• Direction:
Each line of the material must be returned exactly.

Extracted data entries:
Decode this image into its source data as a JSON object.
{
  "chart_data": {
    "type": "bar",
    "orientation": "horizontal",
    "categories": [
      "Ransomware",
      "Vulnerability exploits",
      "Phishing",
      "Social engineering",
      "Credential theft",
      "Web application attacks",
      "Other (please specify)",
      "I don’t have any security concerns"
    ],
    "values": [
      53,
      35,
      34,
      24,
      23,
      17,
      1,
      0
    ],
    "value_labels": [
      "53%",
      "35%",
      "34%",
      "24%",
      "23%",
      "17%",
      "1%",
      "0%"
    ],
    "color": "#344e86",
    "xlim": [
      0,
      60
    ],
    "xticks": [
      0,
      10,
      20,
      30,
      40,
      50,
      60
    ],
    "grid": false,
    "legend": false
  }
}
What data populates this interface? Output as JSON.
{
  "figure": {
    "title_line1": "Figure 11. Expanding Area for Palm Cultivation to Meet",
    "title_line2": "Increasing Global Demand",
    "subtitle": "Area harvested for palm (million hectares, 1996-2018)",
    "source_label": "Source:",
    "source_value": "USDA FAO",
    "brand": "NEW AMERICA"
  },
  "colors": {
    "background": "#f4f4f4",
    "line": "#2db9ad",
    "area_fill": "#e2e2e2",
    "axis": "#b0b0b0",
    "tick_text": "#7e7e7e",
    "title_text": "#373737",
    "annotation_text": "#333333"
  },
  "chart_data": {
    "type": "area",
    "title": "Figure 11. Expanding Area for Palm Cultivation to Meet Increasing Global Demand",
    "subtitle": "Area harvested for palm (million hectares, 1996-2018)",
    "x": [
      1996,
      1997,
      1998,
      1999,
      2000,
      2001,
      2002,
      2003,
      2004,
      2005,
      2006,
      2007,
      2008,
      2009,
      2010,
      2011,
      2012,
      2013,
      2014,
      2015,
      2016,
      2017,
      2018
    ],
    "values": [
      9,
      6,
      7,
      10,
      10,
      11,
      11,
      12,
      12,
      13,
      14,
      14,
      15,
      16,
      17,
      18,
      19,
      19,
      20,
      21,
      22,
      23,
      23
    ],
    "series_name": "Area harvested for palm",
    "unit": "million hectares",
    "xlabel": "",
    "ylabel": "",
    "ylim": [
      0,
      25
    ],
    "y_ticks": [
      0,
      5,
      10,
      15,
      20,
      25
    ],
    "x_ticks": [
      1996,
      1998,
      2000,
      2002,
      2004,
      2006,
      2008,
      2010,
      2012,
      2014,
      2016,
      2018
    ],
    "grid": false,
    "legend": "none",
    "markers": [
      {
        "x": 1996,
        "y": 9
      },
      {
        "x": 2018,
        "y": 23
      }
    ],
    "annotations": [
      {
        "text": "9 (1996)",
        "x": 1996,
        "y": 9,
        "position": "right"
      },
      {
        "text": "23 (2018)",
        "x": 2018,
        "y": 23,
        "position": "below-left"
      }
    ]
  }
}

• Result of the exercise:
Decode this image into its source data as a JSON object.
{
  "chart_data": {
    "type": "bar",
    "orientation": "horizontal",
    "categories": [
      "Ransomware",
      "Vulnerability exploits",
      "Phishing",
      "Social engineering",
      "Credential theft",
      "Web application attacks",
      "Other (please specify)",
      "I don’t have any security concerns"
    ],
    "values": [
      53,
      35,
      34,
      24,
      23,
      17,
      1,
      0
    ],
    "value_labels": [
      "53%",
      "35%",
      "34%",
      "24%",
      "23%",
      "17%",
      "1%",
      "0%"
    ],
    "color": "#344e86",
    "xlim": [
      0,
      60
    ],
    "xticks": [
      0,
      10,
      20,
      30,
      40,
      50,
      60
    ],
    "grid": false,
    "legend": false
  }
}
What data populates this interface? Output as JSON.
{
  "figure": {
    "title_line1": "Figure 11. Expanding Area for Palm Cultivation to Meet",
    "title_line2": "Increasing Global Demand",
    "subtitle": "Area harvested for palm (million hectares, 1996-2018)",
    "source_label": "Source:",
    "source_value": "USDA FAO",
    "brand": "NEW AMERICA"
  },
  "colors": {
    "background": "#f4f4f4",
    "line": "#2db9ad",
    "area_fill": "#e2e2e2",
    "axis": "#b0b0b0",
    "tick_text": "#7e7e7e",
    "title_text": "#373737",
    "annotation_text": "#333333"
  },
  "chart_data": {
    "type": "area",
    "title": "Figure 11. Expanding Area for Palm Cultivation to Meet Increasing Global Demand",
    "subtitle": "Area harvested for palm (million hectares, 1996-2018)",
    "x": [
      1996,
      1997,
      1998,
      1999,
      2000,
      2001,
      2002,
      2003,
      2004,
      2005,
      2006,
      2007,
      2008,
      2009,
      2010,
      2011,
      2012,
      2013,
      2014,
      2015,
      2016,
      2017,
      2018
    ],
    "values": [
      9,
      6,
      7,
      10,
      10,
      11,
      11,
      12,
      12,
      13,
      14,
      14,
      15,
      16,
      17,
      18,
      19,
      19,
      20,
      21,
      22,
      23,
      23
    ],
    "series_name": "Area harvested for palm",
    "unit": "million hectares",
    "xlabel": "",
    "ylabel": "",
    "ylim": [
      0,
      25
    ],
    "y_ticks": [
      0,
      5,
      10,
      15,
      20,
      25
    ],
    "x_ticks": [
      1996,
      1998,
      2000,
      2002,
      2004,
      2006,
      2008,
      2010,
      2012,
      2014,
      2016,
      2018
    ],
    "grid": false,
    "legend": "none",
    "markers": [
      {
        "x": 1996,
        "y": 9
      },
      {
        "x": 2018,
        "y": 23
      }
    ],
    "annotations": [
      {
        "text": "9 (1996)",
        "x": 1996,
        "y": 9,
        "position": "right"
      },
      {
        "text": "23 (2018)",
        "x": 2018,
        "y": 23,
        "position": "below-left"
      }
    ]
  }
}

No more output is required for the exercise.